EXERCISE REQUIREMENTS —
Starting at the line that contains "Parse this screenshot: output", restate each line word for word through the final line of the data, keeping both ends.

***

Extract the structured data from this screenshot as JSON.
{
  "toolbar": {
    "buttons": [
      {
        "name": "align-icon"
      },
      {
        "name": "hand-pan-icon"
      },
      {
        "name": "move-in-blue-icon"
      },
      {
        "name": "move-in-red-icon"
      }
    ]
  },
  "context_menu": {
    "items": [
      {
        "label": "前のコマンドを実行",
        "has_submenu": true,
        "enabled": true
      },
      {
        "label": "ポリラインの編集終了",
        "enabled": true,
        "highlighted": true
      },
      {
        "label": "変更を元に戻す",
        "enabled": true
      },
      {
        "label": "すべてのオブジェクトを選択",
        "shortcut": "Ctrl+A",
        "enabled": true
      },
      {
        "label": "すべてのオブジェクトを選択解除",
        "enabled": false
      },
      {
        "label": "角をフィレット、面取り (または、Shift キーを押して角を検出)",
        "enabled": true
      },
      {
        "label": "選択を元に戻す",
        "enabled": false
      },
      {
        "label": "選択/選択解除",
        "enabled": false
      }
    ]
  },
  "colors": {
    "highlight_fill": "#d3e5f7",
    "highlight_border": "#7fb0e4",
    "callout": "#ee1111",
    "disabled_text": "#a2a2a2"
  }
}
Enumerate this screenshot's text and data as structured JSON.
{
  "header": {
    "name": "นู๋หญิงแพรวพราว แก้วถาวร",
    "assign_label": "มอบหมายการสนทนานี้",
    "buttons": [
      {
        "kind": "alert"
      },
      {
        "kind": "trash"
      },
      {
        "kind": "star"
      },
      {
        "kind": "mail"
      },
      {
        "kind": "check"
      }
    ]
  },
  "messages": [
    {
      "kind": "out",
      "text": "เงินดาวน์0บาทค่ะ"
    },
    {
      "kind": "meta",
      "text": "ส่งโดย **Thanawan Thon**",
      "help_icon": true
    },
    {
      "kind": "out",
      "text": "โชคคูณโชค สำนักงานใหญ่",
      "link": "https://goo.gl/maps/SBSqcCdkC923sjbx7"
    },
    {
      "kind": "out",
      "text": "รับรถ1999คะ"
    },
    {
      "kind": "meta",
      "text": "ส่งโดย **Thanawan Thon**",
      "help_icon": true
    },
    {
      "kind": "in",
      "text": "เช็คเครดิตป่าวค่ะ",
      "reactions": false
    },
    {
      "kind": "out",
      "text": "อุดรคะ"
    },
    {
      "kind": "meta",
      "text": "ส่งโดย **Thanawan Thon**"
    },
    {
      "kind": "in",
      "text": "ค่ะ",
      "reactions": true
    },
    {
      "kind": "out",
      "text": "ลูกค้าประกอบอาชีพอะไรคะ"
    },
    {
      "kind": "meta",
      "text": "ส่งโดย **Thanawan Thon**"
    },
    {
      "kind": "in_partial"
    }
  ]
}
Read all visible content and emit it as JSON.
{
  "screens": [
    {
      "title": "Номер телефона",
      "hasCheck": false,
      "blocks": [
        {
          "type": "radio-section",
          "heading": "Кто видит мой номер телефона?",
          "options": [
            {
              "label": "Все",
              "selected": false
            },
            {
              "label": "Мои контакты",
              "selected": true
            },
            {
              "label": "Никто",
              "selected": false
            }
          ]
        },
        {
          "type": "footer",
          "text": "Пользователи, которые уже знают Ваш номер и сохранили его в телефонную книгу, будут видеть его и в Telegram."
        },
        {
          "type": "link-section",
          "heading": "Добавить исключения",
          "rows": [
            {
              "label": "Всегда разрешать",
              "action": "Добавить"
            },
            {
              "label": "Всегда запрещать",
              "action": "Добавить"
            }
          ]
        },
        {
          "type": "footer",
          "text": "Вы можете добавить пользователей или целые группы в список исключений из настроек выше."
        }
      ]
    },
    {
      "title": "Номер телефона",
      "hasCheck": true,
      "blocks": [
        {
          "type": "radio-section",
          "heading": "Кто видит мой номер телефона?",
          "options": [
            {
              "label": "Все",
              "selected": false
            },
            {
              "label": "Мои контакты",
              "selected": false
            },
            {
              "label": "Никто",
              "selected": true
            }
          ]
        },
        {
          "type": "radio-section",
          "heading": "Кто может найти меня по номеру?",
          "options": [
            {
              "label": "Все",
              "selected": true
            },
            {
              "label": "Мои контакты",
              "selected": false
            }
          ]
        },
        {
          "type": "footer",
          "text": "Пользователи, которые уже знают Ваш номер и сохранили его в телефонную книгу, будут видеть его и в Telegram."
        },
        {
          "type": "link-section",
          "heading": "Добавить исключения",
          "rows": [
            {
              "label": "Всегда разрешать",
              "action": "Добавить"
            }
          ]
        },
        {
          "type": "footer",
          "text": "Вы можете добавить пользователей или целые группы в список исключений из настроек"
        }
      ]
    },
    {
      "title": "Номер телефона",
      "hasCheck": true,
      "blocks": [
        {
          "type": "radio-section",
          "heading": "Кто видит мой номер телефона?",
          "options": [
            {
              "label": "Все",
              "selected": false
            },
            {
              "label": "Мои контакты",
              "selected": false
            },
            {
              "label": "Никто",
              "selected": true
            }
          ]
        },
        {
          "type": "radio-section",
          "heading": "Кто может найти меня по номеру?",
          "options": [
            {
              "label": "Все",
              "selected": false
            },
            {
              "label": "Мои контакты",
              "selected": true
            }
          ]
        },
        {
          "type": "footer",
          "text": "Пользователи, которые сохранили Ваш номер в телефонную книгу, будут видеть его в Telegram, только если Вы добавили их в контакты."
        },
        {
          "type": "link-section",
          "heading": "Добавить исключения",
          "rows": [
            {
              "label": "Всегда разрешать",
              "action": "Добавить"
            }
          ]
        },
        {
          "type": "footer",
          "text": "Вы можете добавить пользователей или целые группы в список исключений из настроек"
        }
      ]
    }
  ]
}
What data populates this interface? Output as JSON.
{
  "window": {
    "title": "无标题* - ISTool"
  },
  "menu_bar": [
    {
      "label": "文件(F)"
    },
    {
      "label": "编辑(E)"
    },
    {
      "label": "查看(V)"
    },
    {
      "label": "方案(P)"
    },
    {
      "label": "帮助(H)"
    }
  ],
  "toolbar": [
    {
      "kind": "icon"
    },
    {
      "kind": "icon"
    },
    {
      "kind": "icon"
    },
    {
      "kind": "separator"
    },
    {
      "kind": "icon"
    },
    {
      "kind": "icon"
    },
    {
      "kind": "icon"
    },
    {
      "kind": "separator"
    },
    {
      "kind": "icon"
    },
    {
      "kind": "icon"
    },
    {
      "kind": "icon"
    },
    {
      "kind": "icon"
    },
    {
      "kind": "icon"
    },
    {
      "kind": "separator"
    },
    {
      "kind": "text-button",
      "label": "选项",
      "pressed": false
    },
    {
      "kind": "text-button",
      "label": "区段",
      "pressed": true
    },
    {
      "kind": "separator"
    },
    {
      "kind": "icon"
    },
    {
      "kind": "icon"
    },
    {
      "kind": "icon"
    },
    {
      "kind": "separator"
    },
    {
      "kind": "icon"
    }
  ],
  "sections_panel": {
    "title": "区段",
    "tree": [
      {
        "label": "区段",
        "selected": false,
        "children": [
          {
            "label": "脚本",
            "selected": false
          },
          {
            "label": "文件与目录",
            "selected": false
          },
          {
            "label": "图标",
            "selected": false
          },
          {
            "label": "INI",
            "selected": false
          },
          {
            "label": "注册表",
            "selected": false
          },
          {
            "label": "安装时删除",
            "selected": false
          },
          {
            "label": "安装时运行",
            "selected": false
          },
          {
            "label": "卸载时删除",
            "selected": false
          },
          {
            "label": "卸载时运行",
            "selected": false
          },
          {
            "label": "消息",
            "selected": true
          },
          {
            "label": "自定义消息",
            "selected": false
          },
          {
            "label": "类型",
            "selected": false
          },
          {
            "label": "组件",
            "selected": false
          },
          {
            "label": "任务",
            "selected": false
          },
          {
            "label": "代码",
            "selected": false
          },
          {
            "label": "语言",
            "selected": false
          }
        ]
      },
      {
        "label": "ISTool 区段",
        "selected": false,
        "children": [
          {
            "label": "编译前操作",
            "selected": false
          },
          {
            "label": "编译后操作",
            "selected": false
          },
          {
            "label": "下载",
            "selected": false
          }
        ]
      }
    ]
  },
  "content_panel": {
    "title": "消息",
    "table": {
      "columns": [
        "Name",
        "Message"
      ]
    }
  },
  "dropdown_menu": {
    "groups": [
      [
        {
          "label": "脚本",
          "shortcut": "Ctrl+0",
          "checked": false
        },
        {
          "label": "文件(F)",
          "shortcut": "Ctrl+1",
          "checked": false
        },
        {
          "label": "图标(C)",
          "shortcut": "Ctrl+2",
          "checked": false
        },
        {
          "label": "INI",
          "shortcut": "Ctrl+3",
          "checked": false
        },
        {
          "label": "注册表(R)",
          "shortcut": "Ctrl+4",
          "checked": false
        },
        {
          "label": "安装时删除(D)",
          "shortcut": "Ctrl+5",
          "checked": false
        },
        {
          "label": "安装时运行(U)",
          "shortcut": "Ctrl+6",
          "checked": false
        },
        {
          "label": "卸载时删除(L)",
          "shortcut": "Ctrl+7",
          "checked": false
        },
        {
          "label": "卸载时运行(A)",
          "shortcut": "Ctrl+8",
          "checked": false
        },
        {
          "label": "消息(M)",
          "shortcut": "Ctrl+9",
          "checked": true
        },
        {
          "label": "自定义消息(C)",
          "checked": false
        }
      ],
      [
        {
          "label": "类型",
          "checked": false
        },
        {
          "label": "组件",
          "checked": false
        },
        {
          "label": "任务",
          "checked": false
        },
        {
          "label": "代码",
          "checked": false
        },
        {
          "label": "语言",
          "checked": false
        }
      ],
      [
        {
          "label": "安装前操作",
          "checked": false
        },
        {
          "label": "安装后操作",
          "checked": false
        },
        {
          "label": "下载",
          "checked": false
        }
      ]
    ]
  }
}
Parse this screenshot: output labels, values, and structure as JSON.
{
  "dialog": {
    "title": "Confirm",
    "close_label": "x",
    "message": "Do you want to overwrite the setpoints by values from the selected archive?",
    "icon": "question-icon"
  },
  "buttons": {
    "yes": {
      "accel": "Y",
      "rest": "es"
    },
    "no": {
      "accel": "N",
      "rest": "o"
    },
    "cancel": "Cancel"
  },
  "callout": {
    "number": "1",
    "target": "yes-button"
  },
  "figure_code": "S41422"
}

***

FINAL RESULT —
Parse this screenshot: output labels, values, and structure as JSON.
{
  "dialog": {
    "title": "Confirm",
    "close_label": "x",
    "message": "Do you want to overwrite the setpoints by values from the selected archive?",
    "icon": "question-icon"
  },
  "buttons": {
    "yes": {
      "accel": "Y",
      "rest": "es"
    },
    "no": {
      "accel": "N",
      "rest": "o"
    },
    "cancel": "Cancel"
  },
  "callout": {
    "number": "1",
    "target": "yes-button"
  },
  "figure_code": "S41422"
}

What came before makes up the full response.